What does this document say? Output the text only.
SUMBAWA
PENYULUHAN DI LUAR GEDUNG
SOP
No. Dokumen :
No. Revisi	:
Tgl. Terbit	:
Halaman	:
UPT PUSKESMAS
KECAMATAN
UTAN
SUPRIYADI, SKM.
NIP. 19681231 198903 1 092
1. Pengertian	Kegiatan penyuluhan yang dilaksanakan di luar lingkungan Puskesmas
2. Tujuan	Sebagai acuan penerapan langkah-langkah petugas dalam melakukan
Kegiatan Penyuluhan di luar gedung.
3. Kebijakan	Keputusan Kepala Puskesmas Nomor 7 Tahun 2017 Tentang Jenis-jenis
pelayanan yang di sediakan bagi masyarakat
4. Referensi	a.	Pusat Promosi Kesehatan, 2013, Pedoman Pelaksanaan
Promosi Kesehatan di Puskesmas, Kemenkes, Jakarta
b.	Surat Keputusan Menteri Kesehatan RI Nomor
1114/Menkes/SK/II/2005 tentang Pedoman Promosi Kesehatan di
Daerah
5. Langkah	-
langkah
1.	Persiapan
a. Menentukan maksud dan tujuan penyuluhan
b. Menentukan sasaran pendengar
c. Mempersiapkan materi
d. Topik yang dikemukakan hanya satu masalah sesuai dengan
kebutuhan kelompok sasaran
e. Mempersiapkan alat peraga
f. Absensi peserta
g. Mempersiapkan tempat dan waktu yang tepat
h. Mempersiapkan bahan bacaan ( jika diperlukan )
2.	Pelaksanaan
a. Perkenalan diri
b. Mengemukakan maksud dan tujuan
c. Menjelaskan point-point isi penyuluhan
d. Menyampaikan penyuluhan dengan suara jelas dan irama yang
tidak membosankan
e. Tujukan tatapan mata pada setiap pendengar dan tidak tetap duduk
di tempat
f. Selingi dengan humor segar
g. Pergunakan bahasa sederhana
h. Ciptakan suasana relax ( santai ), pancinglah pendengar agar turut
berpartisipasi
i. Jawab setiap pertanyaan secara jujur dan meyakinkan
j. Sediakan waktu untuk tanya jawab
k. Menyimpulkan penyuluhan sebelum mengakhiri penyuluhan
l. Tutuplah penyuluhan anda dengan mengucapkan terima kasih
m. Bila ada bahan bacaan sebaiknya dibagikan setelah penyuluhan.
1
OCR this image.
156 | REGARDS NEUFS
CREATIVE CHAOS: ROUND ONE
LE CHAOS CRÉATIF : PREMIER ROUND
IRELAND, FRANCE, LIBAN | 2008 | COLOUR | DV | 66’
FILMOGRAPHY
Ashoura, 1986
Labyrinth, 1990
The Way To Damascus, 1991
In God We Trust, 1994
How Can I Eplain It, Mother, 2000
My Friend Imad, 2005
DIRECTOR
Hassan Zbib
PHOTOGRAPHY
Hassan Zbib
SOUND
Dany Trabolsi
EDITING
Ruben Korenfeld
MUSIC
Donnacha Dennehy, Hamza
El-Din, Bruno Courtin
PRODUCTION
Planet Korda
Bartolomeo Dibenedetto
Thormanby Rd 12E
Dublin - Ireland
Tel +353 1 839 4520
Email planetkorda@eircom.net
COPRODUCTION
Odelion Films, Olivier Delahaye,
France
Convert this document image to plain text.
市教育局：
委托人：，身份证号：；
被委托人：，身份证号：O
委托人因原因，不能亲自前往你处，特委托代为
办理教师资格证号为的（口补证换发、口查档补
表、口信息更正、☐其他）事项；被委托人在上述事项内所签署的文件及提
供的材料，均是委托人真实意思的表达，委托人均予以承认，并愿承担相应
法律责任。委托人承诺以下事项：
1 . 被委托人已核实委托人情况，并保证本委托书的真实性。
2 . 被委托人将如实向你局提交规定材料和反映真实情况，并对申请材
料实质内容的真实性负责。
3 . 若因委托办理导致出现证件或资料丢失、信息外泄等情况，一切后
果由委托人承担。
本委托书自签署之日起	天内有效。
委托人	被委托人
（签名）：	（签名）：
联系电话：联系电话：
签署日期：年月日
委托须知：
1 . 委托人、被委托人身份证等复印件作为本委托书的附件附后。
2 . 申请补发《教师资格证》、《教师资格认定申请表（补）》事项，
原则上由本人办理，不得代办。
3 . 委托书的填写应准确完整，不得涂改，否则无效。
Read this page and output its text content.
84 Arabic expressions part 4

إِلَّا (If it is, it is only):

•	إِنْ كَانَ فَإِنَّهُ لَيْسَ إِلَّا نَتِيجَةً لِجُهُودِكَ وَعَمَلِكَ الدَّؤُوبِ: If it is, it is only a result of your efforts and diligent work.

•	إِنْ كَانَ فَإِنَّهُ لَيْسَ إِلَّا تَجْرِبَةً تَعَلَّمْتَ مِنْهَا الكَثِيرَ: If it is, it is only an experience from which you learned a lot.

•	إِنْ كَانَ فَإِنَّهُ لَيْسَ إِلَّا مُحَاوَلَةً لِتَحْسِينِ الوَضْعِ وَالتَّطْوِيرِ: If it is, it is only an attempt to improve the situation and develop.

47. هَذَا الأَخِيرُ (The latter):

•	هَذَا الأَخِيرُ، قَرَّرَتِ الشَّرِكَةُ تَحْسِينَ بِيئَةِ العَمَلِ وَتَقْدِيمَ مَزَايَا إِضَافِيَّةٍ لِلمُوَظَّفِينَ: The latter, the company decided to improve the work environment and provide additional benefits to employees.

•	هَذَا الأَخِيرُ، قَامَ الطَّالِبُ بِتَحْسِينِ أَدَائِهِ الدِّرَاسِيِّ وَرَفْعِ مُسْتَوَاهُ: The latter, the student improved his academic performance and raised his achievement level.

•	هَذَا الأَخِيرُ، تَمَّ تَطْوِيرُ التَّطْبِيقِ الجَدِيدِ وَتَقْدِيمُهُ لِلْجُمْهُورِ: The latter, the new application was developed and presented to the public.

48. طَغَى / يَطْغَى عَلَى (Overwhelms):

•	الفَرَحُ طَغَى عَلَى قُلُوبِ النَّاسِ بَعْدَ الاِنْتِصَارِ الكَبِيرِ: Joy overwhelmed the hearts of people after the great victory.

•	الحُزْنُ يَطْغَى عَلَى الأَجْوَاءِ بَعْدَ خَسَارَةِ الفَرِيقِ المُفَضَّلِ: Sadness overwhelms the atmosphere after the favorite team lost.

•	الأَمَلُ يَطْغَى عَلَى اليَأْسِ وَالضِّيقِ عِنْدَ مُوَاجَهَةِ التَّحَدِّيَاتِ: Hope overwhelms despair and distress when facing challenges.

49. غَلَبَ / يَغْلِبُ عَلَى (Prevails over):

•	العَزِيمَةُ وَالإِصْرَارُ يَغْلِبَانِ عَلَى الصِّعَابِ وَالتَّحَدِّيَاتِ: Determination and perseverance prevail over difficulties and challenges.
:::::
State the number of lines in this listing that contain the string "work", and add nothing else.

> [In response]: 2